━━━━━ PROVIDED ENTRIES ━━━━━

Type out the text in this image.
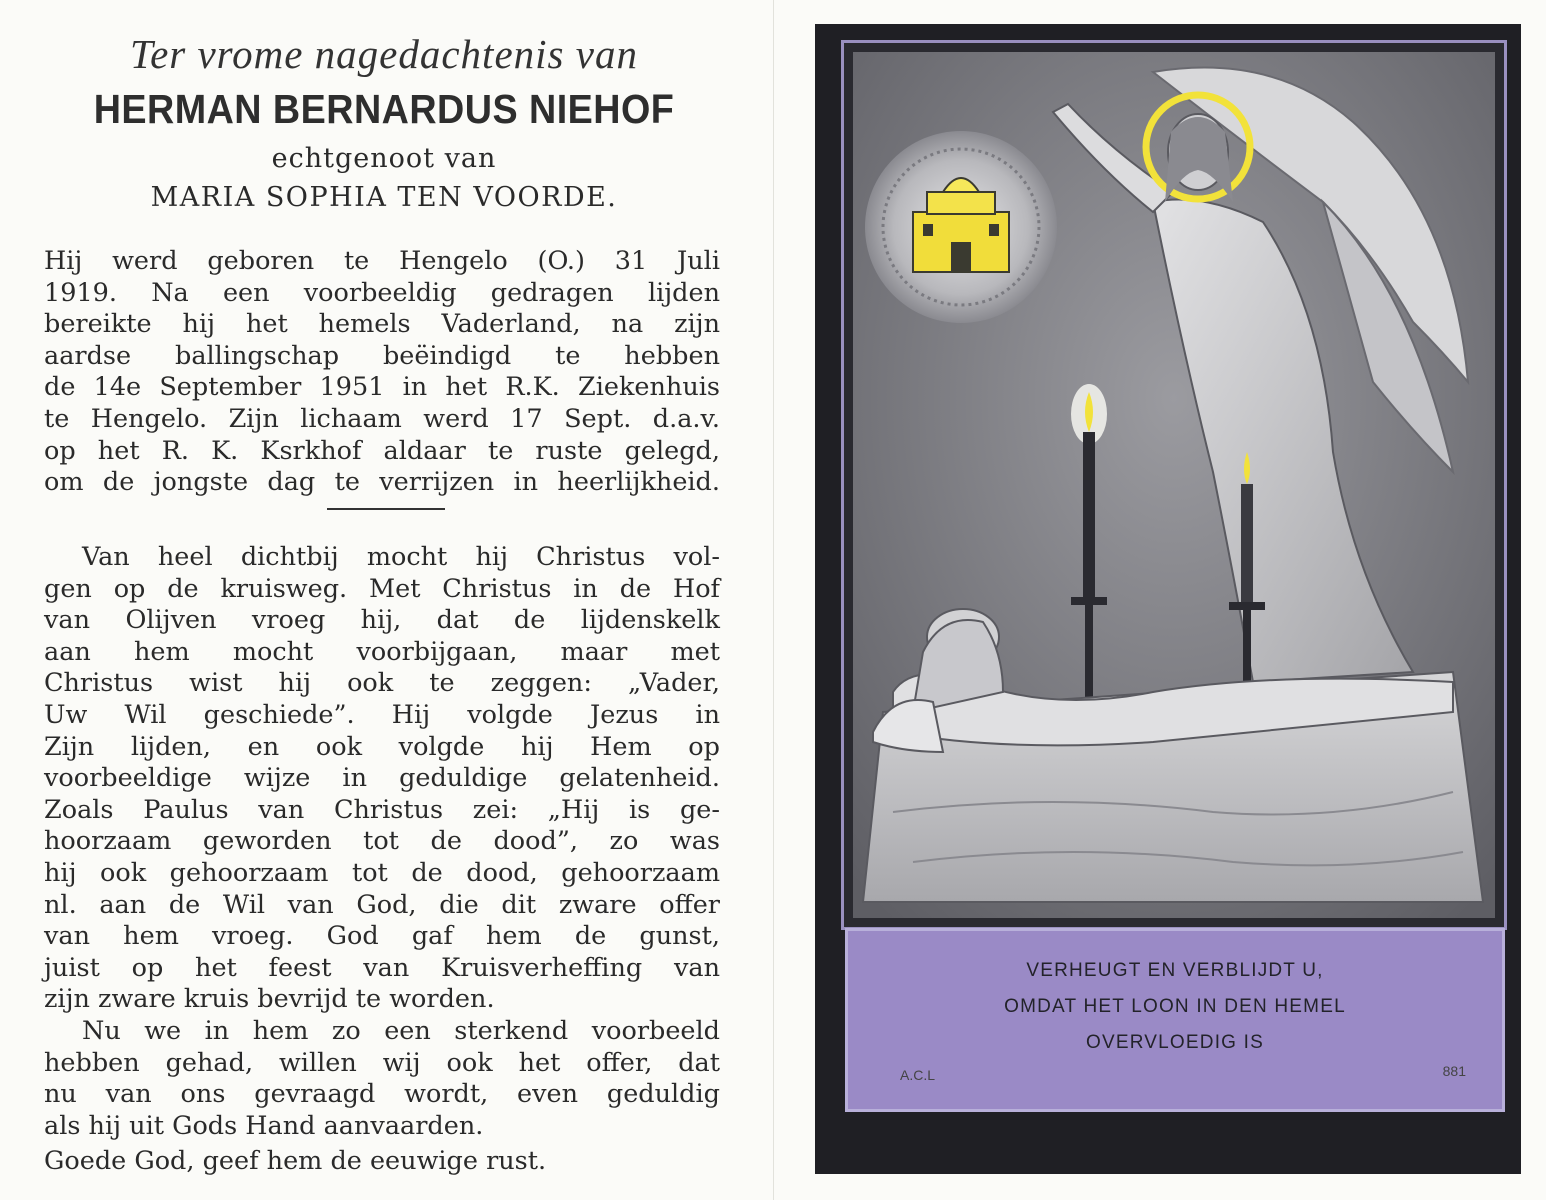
Ter vrome nagedachtenis van
HERMAN BERNARDUS NIEHOF
echtgenoot van
MARIA SOPHIA TEN VOORDE.
Hij werd geboren te Hengelo (O.) 31 Juli
1919. Na een voorbeeldig gedragen lijden
bereikte hij het hemels Vaderland, na zijn
aardse ballingschap beëindigd te hebben
de 14e September 1951 in het R.K. Ziekenhuis
te Hengelo. Zijn lichaam werd 17 Sept. d.a.v.
op het R. K. Ksrkhof aldaar te ruste gelegd,
om de jongste dag te verrijzen in heerlijkheid.
Van heel dichtbij mocht hij Christus vol-
gen op de kruisweg. Met Christus in de Hof
van Olijven vroeg hij, dat de lijdenskelk
aan hem mocht voorbijgaan, maar met
Christus wist hij ook te zeggen: „Vader,
Uw Wil geschiede”. Hij volgde Jezus in
Zijn lijden, en ook volgde hij Hem op
voorbeeldige wijze in geduldige gelatenheid.
Zoals Paulus van Christus zei: „Hij is ge-
hoorzaam geworden tot de dood”, zo was
hij ook gehoorzaam tot de dood, gehoorzaam
nl. aan de Wil van God, die dit zware offer
van hem vroeg. God gaf hem de gunst,
juist op het feest van Kruisverheffing van
zijn zware kruis bevrijd te worden.
Nu we in hem zo een sterkend voorbeeld
hebben gehad, willen wij ook het offer, dat
nu van ons gevraagd wordt, even geduldig
als hij uit Gods Hand aanvaarden.
Goede God, geef hem de eeuwige rust.
VERHEUGT EN VERBLIJDT U,
OMDAT HET LOON IN DEN HEMEL
OVERVLOEDIG IS
A.C.L	881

━━━━━

INSTRUCTION
Each entry above should be reproduced exactly, with the pictures removed.

SOLUTION TO THIS PROBLEM
Type out the text in this image.
Ter vrome nagedachtenis van
HERMAN BERNARDUS NIEHOF
echtgenoot van
MARIA SOPHIA TEN VOORDE.
Hij werd geboren te Hengelo (O.) 31 Juli
1919. Na een voorbeeldig gedragen lijden
bereikte hij het hemels Vaderland, na zijn
aardse ballingschap beëindigd te hebben
de 14e September 1951 in het R.K. Ziekenhuis
te Hengelo. Zijn lichaam werd 17 Sept. d.a.v.
op het R. K. Ksrkhof aldaar te ruste gelegd,
om de jongste dag te verrijzen in heerlijkheid.
Van heel dichtbij mocht hij Christus vol-
gen op de kruisweg. Met Christus in de Hof
van Olijven vroeg hij, dat de lijdenskelk
aan hem mocht voorbijgaan, maar met
Christus wist hij ook te zeggen: „Vader,
Uw Wil geschiede”. Hij volgde Jezus in
Zijn lijden, en ook volgde hij Hem op
voorbeeldige wijze in geduldige gelatenheid.
Zoals Paulus van Christus zei: „Hij is ge-
hoorzaam geworden tot de dood”, zo was
hij ook gehoorzaam tot de dood, gehoorzaam
nl. aan de Wil van God, die dit zware offer
van hem vroeg. God gaf hem de gunst,
juist op het feest van Kruisverheffing van
zijn zware kruis bevrijd te worden.
Nu we in hem zo een sterkend voorbeeld
hebben gehad, willen wij ook het offer, dat
nu van ons gevraagd wordt, even geduldig
als hij uit Gods Hand aanvaarden.
Goede God, geef hem de eeuwige rust.
VERHEUGT EN VERBLIJDT U,
OMDAT HET LOON IN DEN HEMEL
OVERVLOEDIG IS
A.C.L	881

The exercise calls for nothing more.